-- Start Task inputs --

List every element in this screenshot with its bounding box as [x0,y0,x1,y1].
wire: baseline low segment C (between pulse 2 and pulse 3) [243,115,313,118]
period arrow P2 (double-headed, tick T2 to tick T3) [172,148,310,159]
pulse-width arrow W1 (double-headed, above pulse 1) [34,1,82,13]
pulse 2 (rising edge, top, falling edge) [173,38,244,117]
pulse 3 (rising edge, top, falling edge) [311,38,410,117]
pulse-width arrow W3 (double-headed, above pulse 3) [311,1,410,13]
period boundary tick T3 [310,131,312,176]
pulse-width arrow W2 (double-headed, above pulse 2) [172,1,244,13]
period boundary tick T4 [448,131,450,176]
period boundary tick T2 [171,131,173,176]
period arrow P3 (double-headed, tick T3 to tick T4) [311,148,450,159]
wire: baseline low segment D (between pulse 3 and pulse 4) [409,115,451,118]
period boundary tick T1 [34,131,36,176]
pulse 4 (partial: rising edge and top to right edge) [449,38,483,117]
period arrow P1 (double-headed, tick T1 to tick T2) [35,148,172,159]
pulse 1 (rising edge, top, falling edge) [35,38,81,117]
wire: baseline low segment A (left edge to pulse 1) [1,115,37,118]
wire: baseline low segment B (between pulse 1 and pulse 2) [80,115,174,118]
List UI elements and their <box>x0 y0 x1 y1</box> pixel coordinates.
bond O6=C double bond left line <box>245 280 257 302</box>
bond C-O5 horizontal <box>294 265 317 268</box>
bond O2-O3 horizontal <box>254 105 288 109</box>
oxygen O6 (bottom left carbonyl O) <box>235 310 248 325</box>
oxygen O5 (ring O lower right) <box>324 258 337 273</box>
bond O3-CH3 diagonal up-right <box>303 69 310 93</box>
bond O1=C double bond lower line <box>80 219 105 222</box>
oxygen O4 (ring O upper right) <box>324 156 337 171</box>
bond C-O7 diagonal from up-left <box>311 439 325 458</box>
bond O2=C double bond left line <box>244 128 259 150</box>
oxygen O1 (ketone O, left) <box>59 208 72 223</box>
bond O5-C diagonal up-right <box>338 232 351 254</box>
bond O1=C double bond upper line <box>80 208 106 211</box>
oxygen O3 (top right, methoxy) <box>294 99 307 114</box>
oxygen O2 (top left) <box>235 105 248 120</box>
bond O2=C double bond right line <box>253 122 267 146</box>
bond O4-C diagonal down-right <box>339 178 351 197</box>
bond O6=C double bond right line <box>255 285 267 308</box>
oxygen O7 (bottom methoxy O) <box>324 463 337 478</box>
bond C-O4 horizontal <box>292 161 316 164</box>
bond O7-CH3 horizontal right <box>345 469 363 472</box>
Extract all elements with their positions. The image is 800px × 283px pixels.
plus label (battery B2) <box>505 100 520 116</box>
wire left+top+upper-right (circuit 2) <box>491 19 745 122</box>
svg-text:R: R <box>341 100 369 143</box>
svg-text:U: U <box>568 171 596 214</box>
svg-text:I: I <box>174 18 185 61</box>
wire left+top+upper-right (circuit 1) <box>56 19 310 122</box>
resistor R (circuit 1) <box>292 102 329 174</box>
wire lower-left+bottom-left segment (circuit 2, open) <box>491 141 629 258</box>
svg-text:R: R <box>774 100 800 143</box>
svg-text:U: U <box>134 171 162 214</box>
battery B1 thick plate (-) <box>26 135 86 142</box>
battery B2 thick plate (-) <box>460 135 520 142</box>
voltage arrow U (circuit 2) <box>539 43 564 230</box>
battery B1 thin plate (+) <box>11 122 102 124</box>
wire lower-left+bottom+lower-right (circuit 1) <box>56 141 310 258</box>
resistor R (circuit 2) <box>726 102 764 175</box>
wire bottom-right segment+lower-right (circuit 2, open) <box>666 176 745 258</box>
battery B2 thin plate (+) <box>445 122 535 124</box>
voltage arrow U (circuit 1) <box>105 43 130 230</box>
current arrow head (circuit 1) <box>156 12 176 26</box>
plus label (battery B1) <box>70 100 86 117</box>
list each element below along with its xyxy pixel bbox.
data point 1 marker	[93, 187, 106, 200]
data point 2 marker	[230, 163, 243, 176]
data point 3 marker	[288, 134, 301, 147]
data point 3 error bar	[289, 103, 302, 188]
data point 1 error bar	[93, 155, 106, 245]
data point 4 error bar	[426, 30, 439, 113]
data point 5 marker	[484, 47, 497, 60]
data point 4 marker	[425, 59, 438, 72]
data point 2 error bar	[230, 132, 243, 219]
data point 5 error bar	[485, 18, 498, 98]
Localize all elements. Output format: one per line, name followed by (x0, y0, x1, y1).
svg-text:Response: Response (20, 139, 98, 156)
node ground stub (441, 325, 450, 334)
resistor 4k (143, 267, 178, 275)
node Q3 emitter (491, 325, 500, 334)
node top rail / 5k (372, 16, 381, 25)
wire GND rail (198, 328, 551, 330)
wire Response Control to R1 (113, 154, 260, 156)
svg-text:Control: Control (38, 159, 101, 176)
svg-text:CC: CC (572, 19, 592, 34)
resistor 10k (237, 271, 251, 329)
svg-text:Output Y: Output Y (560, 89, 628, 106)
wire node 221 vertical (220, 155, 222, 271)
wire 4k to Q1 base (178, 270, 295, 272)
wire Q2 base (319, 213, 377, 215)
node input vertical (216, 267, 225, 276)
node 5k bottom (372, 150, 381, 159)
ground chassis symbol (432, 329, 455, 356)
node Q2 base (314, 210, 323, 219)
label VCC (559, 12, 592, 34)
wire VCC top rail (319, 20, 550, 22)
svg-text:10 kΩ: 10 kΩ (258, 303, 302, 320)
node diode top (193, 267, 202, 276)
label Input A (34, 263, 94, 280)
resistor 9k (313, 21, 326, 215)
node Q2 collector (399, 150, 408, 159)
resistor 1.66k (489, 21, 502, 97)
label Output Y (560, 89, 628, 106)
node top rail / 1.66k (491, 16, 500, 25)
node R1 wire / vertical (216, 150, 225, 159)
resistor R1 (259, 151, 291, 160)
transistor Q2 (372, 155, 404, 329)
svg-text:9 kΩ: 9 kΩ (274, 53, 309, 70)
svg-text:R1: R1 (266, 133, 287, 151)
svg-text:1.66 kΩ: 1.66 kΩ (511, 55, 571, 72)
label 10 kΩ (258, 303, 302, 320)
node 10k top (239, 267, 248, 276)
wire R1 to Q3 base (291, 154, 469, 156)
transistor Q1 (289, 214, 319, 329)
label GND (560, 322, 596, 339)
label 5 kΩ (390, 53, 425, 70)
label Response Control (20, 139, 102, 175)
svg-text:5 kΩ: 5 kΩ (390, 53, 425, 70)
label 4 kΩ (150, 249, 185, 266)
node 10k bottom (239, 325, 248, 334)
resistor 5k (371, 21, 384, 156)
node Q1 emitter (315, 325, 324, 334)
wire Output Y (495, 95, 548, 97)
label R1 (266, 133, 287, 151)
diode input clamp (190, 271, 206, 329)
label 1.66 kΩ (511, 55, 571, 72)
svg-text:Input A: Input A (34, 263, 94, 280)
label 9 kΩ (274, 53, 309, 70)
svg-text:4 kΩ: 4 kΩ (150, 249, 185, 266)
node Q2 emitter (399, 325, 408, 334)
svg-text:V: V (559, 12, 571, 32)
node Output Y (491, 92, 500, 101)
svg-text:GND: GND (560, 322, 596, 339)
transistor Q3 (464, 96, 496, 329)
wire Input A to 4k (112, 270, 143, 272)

-- End Task inputs --

Exercise prompt:
Give the records again from the start through the line that contains "wire: baseline low segment A", changing every "tick" to "marker" and leaving everything else as it is.

Task solution:
List every element in this screenshot with its bounding box as [x0,y0,x1,y1].
wire: baseline low segment C (between pulse 2 and pulse 3) [243,115,313,118]
period arrow P2 (double-headed, marker T2 to marker T3) [172,148,310,159]
pulse-width arrow W1 (double-headed, above pulse 1) [34,1,82,13]
pulse 2 (rising edge, top, falling edge) [173,38,244,117]
pulse 3 (rising edge, top, falling edge) [311,38,410,117]
pulse-width arrow W3 (double-headed, above pulse 3) [311,1,410,13]
period boundary marker T3 [310,131,312,176]
pulse-width arrow W2 (double-headed, above pulse 2) [172,1,244,13]
period boundary marker T4 [448,131,450,176]
period boundary marker T2 [171,131,173,176]
period arrow P3 (double-headed, marker T3 to marker T4) [311,148,450,159]
wire: baseline low segment D (between pulse 3 and pulse 4) [409,115,451,118]
period boundary marker T1 [34,131,36,176]
pulse 4 (partial: rising edge and top to right edge) [449,38,483,117]
period arrow P1 (double-headed, marker T1 to marker T2) [35,148,172,159]
pulse 1 (rising edge, top, falling edge) [35,38,81,117]
wire: baseline low segment A (left edge to pulse 1) [1,115,37,118]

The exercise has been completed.